Find every line in the records below that holds the word "支撑有效", and copy each one.

==== EXTRACTED MATERIAL ====

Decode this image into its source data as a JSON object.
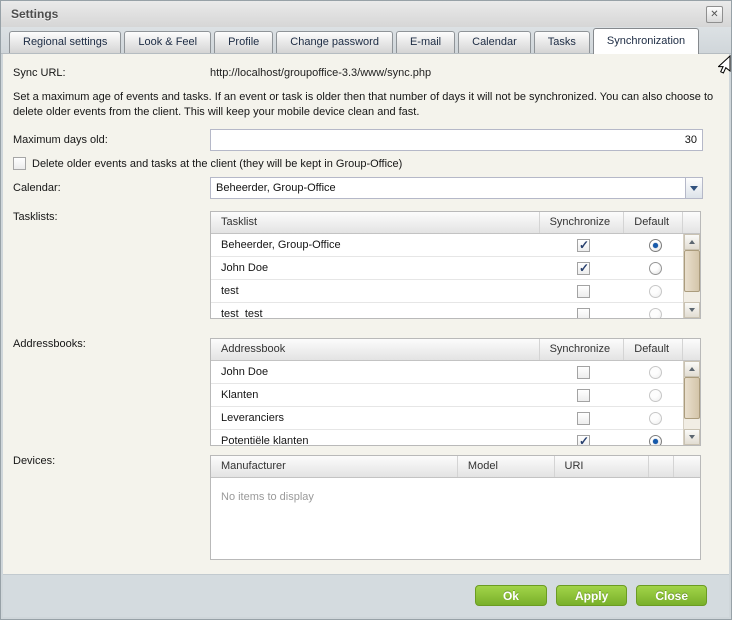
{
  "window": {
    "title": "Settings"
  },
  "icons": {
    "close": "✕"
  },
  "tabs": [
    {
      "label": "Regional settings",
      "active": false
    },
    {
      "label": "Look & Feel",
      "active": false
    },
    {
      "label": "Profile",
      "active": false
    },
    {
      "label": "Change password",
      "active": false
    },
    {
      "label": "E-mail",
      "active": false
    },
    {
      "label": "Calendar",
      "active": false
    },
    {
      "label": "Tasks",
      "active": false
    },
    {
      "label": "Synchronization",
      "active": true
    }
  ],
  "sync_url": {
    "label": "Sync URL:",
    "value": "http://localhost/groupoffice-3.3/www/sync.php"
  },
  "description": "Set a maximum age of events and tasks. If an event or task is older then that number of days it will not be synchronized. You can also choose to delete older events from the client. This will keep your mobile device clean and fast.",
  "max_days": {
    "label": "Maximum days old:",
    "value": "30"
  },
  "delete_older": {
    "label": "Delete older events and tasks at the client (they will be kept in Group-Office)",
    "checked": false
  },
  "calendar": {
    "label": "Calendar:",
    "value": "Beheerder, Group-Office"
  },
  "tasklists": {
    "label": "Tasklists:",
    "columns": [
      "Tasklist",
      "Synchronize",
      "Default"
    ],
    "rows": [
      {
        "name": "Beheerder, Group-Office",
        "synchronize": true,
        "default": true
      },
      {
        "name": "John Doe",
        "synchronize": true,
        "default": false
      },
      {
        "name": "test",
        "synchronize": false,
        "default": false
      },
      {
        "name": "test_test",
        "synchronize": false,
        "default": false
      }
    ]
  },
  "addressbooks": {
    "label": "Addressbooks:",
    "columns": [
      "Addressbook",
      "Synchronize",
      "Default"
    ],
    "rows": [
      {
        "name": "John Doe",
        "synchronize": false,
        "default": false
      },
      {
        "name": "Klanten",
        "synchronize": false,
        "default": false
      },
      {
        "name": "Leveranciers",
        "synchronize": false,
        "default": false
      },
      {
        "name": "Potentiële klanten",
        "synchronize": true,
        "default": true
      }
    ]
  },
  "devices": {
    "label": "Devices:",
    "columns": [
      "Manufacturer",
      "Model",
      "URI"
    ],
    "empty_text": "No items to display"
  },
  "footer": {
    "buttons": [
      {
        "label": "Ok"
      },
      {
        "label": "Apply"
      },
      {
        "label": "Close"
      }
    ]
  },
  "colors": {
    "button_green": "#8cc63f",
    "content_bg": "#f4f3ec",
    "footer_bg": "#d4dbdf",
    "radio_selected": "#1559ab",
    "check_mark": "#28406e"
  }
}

====
==== EXTRACTED MATERIAL ====

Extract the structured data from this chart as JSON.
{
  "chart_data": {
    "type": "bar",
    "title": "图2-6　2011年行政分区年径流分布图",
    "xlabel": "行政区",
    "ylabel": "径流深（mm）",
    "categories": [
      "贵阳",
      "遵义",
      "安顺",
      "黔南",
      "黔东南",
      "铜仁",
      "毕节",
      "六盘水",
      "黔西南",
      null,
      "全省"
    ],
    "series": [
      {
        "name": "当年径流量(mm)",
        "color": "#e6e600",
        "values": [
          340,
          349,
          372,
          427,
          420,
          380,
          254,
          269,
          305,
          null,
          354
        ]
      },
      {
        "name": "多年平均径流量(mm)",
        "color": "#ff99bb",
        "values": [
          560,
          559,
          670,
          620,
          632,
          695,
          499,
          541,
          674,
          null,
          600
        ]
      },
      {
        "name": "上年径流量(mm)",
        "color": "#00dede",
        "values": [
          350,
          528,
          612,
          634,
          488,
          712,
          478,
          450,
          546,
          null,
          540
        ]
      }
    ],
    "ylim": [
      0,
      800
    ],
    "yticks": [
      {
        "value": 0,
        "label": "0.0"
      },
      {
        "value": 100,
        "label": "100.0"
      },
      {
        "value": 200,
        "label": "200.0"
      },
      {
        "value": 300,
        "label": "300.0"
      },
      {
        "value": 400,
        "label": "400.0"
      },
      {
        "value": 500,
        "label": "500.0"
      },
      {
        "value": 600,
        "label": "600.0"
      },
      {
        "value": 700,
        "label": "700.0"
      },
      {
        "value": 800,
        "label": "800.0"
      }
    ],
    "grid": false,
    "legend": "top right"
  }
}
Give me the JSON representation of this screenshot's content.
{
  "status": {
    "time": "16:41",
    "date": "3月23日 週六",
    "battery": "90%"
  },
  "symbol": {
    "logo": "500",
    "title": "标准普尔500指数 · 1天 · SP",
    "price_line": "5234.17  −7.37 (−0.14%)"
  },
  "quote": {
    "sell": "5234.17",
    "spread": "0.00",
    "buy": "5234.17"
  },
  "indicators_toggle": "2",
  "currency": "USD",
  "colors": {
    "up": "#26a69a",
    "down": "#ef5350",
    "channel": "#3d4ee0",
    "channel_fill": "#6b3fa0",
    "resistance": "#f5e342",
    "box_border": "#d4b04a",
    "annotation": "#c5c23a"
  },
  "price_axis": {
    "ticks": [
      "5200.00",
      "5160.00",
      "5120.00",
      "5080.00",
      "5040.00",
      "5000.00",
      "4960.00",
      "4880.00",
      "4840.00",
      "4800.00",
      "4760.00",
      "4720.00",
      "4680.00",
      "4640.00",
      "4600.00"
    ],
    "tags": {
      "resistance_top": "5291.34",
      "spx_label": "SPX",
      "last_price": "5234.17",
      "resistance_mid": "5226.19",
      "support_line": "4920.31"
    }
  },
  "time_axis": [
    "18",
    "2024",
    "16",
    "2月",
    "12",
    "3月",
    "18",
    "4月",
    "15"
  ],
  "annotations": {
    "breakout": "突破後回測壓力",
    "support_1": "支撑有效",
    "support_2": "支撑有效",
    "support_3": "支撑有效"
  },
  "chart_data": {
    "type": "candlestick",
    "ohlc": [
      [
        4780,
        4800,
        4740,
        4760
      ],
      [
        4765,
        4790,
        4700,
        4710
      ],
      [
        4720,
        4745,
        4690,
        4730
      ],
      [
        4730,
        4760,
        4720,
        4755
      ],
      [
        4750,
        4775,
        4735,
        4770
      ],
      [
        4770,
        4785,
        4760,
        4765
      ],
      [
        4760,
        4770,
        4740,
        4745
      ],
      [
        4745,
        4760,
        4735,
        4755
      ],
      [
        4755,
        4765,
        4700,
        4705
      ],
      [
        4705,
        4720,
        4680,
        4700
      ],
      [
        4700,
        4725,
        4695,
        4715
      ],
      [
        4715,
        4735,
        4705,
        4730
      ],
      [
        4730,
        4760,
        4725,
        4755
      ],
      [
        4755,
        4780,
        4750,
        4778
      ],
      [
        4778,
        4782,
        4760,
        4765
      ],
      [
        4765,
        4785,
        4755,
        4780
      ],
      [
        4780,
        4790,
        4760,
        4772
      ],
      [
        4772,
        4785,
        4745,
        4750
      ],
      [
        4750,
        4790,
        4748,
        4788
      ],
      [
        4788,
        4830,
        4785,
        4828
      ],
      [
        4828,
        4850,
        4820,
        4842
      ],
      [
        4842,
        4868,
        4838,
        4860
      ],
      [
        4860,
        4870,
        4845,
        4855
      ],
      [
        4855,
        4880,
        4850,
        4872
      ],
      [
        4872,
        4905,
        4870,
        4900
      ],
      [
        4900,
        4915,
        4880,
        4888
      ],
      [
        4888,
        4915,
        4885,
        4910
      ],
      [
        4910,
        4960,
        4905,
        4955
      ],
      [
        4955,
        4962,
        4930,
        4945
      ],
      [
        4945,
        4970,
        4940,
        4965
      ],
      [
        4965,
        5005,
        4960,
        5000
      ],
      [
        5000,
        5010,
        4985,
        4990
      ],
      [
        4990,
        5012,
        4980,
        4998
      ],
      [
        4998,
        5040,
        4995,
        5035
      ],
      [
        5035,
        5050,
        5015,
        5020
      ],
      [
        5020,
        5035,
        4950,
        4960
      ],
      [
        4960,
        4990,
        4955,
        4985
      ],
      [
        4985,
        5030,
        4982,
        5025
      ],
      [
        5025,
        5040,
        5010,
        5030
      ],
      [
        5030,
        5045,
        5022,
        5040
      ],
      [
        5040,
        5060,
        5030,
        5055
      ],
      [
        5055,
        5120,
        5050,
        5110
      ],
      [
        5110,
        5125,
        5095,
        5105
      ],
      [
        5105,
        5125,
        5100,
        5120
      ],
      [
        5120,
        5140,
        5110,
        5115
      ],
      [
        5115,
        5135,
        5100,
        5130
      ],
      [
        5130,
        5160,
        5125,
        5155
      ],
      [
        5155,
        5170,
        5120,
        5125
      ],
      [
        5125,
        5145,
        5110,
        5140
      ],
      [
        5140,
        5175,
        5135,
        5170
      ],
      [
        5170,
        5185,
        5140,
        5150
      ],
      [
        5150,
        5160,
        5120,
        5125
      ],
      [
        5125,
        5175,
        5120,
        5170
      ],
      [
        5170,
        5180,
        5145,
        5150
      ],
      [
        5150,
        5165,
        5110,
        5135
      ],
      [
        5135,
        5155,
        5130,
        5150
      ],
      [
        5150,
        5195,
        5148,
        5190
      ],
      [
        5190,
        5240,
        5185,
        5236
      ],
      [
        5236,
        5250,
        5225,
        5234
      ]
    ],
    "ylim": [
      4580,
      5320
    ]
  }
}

====

RESPONSE FOR THIS EXERCISE:
    "support_1": "支撑有效",
    "support_2": "支撑有效",
    "support_3": "支撑有效"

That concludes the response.